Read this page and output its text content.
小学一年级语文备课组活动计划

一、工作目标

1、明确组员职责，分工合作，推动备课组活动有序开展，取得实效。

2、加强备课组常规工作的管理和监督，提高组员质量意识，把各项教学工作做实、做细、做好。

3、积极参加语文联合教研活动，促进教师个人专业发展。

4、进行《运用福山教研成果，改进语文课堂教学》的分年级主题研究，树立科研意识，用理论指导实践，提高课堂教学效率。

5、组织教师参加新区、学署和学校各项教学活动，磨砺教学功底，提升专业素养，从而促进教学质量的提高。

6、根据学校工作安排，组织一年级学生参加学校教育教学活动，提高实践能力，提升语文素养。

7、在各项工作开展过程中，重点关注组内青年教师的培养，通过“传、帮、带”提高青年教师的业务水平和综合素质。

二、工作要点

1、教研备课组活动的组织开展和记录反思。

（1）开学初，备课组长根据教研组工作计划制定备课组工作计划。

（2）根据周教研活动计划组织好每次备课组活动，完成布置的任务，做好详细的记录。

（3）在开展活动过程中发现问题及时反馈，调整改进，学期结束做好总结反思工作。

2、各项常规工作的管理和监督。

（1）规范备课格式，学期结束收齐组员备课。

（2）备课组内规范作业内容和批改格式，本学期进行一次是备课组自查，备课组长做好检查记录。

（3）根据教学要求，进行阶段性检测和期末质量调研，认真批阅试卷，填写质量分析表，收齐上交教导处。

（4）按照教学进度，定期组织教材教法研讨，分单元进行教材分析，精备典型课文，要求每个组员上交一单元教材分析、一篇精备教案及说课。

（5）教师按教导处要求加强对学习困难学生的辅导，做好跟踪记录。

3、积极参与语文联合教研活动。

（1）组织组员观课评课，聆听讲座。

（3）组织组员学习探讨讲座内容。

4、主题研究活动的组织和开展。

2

◆ ◆ ◆ ◆ ◆

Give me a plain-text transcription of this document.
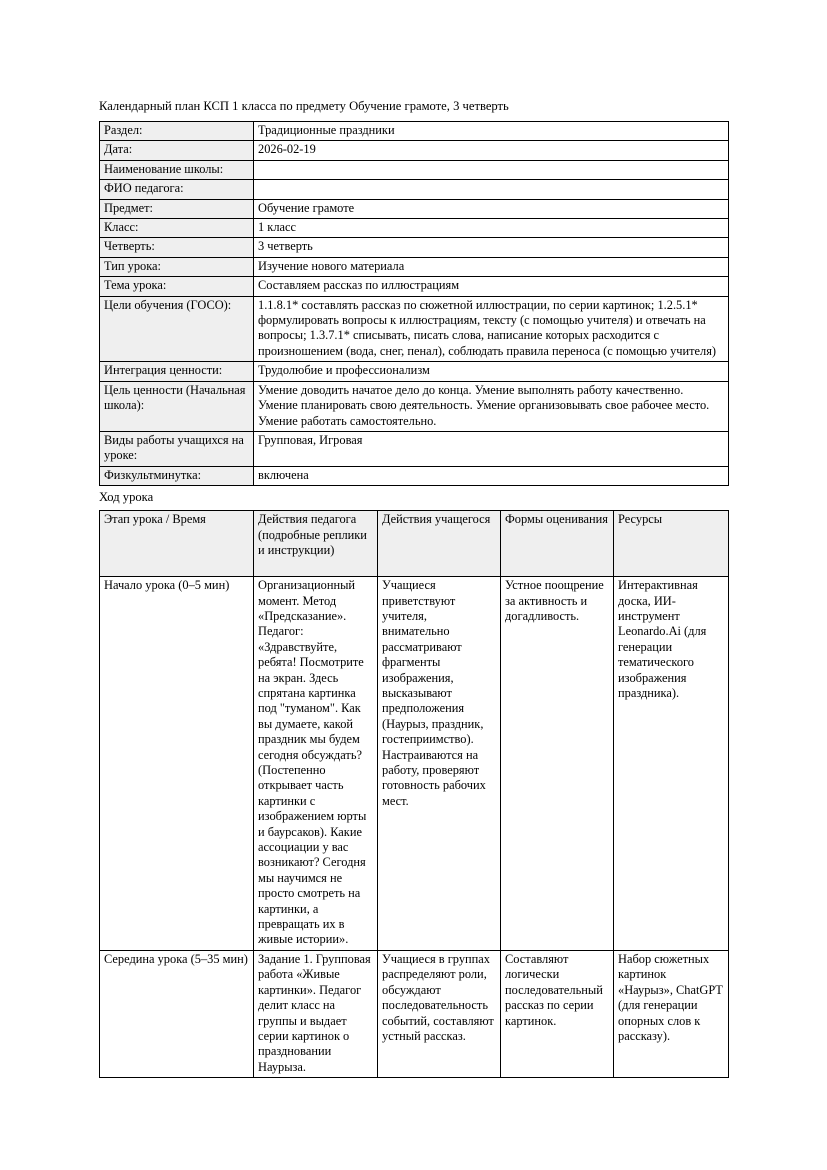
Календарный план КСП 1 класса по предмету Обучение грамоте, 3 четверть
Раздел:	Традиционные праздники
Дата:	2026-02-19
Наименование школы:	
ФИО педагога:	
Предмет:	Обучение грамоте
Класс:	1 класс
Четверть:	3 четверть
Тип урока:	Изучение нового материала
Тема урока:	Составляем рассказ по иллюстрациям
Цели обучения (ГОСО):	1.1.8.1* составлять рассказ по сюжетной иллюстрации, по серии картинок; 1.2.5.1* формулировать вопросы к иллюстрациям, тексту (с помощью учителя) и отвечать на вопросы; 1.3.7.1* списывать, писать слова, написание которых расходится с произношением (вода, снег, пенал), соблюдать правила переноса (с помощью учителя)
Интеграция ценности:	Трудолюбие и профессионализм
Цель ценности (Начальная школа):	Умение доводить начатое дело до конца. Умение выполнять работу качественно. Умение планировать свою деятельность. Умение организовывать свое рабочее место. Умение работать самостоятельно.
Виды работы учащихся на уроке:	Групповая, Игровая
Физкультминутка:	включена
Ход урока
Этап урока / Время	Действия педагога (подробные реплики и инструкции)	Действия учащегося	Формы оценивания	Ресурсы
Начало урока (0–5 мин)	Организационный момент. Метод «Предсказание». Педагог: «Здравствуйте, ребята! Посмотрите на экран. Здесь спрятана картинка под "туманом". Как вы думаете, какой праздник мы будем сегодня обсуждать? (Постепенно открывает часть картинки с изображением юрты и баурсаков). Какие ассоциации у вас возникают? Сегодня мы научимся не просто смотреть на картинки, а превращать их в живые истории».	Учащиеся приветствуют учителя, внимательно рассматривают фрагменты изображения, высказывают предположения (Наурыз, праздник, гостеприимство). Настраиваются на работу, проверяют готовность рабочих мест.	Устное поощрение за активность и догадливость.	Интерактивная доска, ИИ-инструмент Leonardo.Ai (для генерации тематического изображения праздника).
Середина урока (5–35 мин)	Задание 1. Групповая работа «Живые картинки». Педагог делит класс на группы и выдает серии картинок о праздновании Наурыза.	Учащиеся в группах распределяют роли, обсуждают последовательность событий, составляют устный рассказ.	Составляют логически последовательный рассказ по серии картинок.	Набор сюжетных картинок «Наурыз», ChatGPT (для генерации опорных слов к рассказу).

◆ ◆ ◆ ◆ ◆

Look over the records above and copy each line that includes the string "иллюстрациям".

■ EXERCISE RESPONSE ■
Тема урока:	Составляем рассказ по иллюстрациям
Цели обучения (ГОСО):	1.1.8.1* составлять рассказ по сюжетной иллюстрации, по серии картинок; 1.2.5.1* формулировать вопросы к иллюстрациям, тексту (с помощью учителя) и отвечать на вопросы; 1.3.7.1* списывать, писать слова, написание которых расходится с произношением (вода, снег, пенал), соблюдать правила переноса (с помощью учителя)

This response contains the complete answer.